* _INSTRUCTIONS FOR THE TASK_
Write out the material again exactly, please, and omit the pictures.

* _WORKING DATA_
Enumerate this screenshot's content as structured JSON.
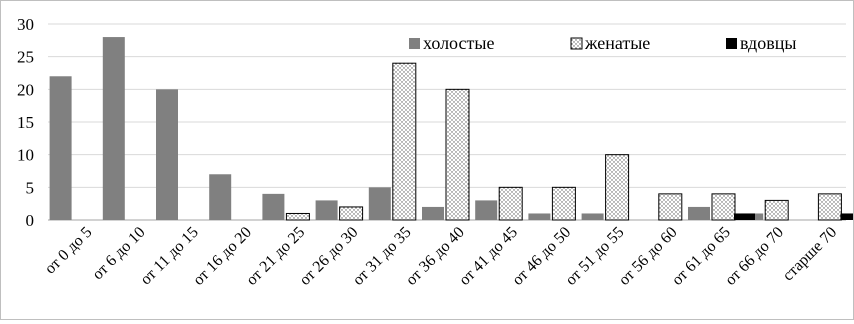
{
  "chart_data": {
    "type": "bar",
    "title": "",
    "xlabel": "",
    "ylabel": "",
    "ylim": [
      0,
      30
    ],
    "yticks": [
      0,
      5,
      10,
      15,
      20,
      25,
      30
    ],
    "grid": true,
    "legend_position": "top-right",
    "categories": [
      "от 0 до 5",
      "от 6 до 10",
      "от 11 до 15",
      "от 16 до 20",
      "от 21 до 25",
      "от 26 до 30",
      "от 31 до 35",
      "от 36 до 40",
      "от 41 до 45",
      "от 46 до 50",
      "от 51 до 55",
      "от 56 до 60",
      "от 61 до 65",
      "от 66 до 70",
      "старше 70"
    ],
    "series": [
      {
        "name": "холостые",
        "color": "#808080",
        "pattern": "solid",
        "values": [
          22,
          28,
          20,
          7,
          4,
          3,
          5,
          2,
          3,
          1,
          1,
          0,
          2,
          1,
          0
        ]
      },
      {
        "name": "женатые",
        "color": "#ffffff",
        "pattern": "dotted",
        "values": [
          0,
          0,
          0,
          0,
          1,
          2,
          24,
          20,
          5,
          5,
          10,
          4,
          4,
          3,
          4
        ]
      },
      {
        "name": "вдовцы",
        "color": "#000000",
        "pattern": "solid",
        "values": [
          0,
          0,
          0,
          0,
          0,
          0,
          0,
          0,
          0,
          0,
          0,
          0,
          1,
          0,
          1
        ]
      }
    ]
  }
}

* _REPLY_
Enumerate this screenshot's content as structured JSON.
{
  "chart_data": {
    "type": "bar",
    "title": "",
    "xlabel": "",
    "ylabel": "",
    "ylim": [
      0,
      30
    ],
    "yticks": [
      0,
      5,
      10,
      15,
      20,
      25,
      30
    ],
    "grid": true,
    "legend_position": "top-right",
    "categories": [
      "от 0 до 5",
      "от 6 до 10",
      "от 11 до 15",
      "от 16 до 20",
      "от 21 до 25",
      "от 26 до 30",
      "от 31 до 35",
      "от 36 до 40",
      "от 41 до 45",
      "от 46 до 50",
      "от 51 до 55",
      "от 56 до 60",
      "от 61 до 65",
      "от 66 до 70",
      "старше 70"
    ],
    "series": [
      {
        "name": "холостые",
        "color": "#808080",
        "pattern": "solid",
        "values": [
          22,
          28,
          20,
          7,
          4,
          3,
          5,
          2,
          3,
          1,
          1,
          0,
          2,
          1,
          0
        ]
      },
      {
        "name": "женатые",
        "color": "#ffffff",
        "pattern": "dotted",
        "values": [
          0,
          0,
          0,
          0,
          1,
          2,
          24,
          20,
          5,
          5,
          10,
          4,
          4,
          3,
          4
        ]
      },
      {
        "name": "вдовцы",
        "color": "#000000",
        "pattern": "solid",
        "values": [
          0,
          0,
          0,
          0,
          0,
          0,
          0,
          0,
          0,
          0,
          0,
          0,
          1,
          0,
          1
        ]
      }
    ]
  }
}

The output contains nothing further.